◆ Set problem:
Exactly reproduce all the records, keeping pictures out of the copy.

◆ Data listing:
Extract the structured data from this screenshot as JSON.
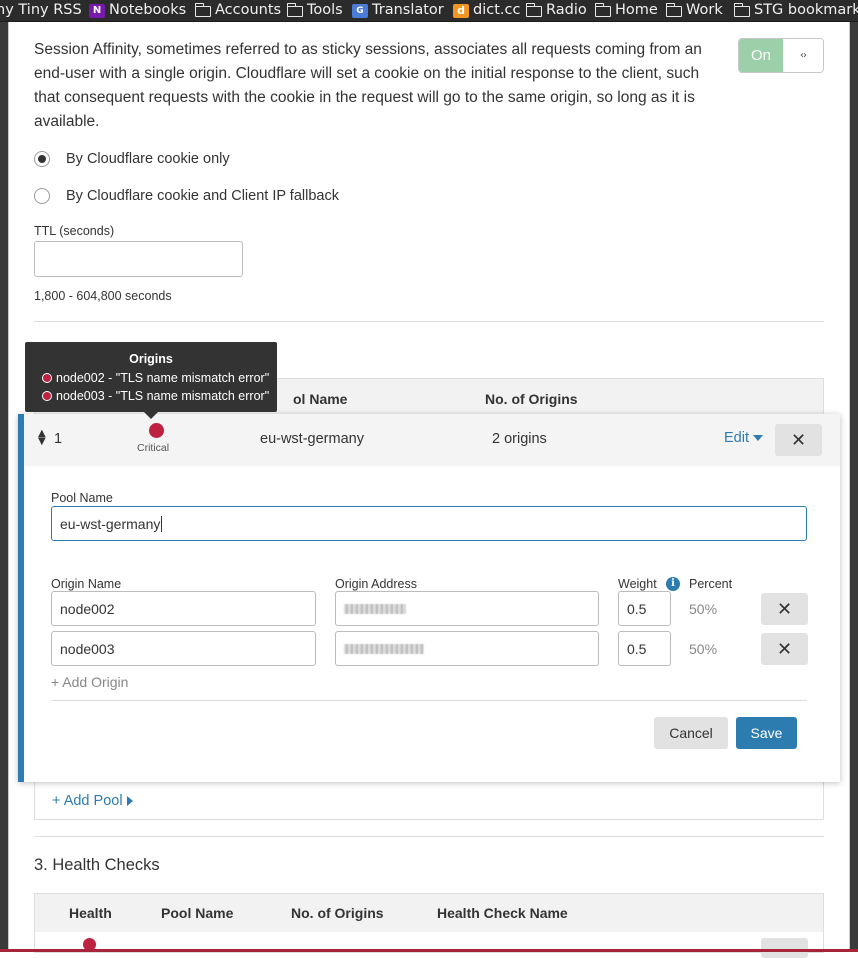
{
  "bookmarks": [
    {
      "label": "ny Tiny RSS",
      "icon": "none"
    },
    {
      "label": "Notebooks",
      "icon": "onenote-icon"
    },
    {
      "label": "Accounts",
      "icon": "folder-icon"
    },
    {
      "label": "Tools",
      "icon": "folder-icon"
    },
    {
      "label": "Translator",
      "icon": "translator-icon"
    },
    {
      "label": "dict.cc",
      "icon": "dictcc-icon"
    },
    {
      "label": "Radio",
      "icon": "folder-icon"
    },
    {
      "label": "Home",
      "icon": "folder-icon"
    },
    {
      "label": "Work",
      "icon": "folder-icon"
    },
    {
      "label": "STG bookmarks",
      "icon": "folder-icon"
    }
  ],
  "affinity": {
    "description": "Session Affinity, sometimes referred to as sticky sessions, associates all requests coming from an end-user with a single origin. Cloudflare will set a cookie on the initial response to the client, such that consequent requests with the cookie in the request will go to the same origin, so long as it is available.",
    "toggle_label": "On",
    "toggle_handle": "‹›",
    "options": [
      "By Cloudflare cookie only",
      "By Cloudflare cookie and Client IP fallback"
    ],
    "selected_option": 0,
    "ttl_label": "TTL (seconds)",
    "ttl_value": "",
    "ttl_hint": "1,800 - 604,800 seconds"
  },
  "tooltip": {
    "title": "Origins",
    "items": [
      "node002 - \"TLS name mismatch error\"",
      "node003 - \"TLS name mismatch error\""
    ]
  },
  "pools_table": {
    "headers": [
      "ol Name",
      "No. of Origins"
    ]
  },
  "pool_row": {
    "number": "1",
    "status": "Critical",
    "name": "eu-wst-germany",
    "origins": "2 origins",
    "edit_label": "Edit",
    "remove_symbol": "✕"
  },
  "pool_form": {
    "pool_name_label": "Pool Name",
    "pool_name_value": "eu-wst-germany",
    "col_origin_name": "Origin Name",
    "col_origin_address": "Origin Address",
    "col_weight": "Weight",
    "col_percent": "Percent",
    "origins": [
      {
        "name": "node002",
        "weight": "0.5",
        "percent": "50%"
      },
      {
        "name": "node003",
        "weight": "0.5",
        "percent": "50%"
      }
    ],
    "add_origin": "+ Add Origin",
    "cancel_label": "Cancel",
    "save_label": "Save"
  },
  "add_pool": "+ Add Pool",
  "health_checks": {
    "title": "3. Health Checks",
    "headers": [
      "Health",
      "Pool Name",
      "No. of Origins",
      "Health Check Name"
    ]
  },
  "colors": {
    "accent": "#2c7cb0",
    "critical": "#bd2241",
    "toggle_on": "#9bd0a8"
  }
}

◆ Exercise output:
Extract the structured data from this screenshot as JSON.
{
  "bookmarks": [
    {
      "label": "ny Tiny RSS",
      "icon": "none"
    },
    {
      "label": "Notebooks",
      "icon": "onenote-icon"
    },
    {
      "label": "Accounts",
      "icon": "folder-icon"
    },
    {
      "label": "Tools",
      "icon": "folder-icon"
    },
    {
      "label": "Translator",
      "icon": "translator-icon"
    },
    {
      "label": "dict.cc",
      "icon": "dictcc-icon"
    },
    {
      "label": "Radio",
      "icon": "folder-icon"
    },
    {
      "label": "Home",
      "icon": "folder-icon"
    },
    {
      "label": "Work",
      "icon": "folder-icon"
    },
    {
      "label": "STG bookmarks",
      "icon": "folder-icon"
    }
  ],
  "affinity": {
    "description": "Session Affinity, sometimes referred to as sticky sessions, associates all requests coming from an end-user with a single origin. Cloudflare will set a cookie on the initial response to the client, such that consequent requests with the cookie in the request will go to the same origin, so long as it is available.",
    "toggle_label": "On",
    "toggle_handle": "‹›",
    "options": [
      "By Cloudflare cookie only",
      "By Cloudflare cookie and Client IP fallback"
    ],
    "selected_option": 0,
    "ttl_label": "TTL (seconds)",
    "ttl_value": "",
    "ttl_hint": "1,800 - 604,800 seconds"
  },
  "tooltip": {
    "title": "Origins",
    "items": [
      "node002 - \"TLS name mismatch error\"",
      "node003 - \"TLS name mismatch error\""
    ]
  },
  "pools_table": {
    "headers": [
      "ol Name",
      "No. of Origins"
    ]
  },
  "pool_row": {
    "number": "1",
    "status": "Critical",
    "name": "eu-wst-germany",
    "origins": "2 origins",
    "edit_label": "Edit",
    "remove_symbol": "✕"
  },
  "pool_form": {
    "pool_name_label": "Pool Name",
    "pool_name_value": "eu-wst-germany",
    "col_origin_name": "Origin Name",
    "col_origin_address": "Origin Address",
    "col_weight": "Weight",
    "col_percent": "Percent",
    "origins": [
      {
        "name": "node002",
        "weight": "0.5",
        "percent": "50%"
      },
      {
        "name": "node003",
        "weight": "0.5",
        "percent": "50%"
      }
    ],
    "add_origin": "+ Add Origin",
    "cancel_label": "Cancel",
    "save_label": "Save"
  },
  "add_pool": "+ Add Pool",
  "health_checks": {
    "title": "3. Health Checks",
    "headers": [
      "Health",
      "Pool Name",
      "No. of Origins",
      "Health Check Name"
    ]
  },
  "colors": {
    "accent": "#2c7cb0",
    "critical": "#bd2241",
    "toggle_on": "#9bd0a8"
  }
}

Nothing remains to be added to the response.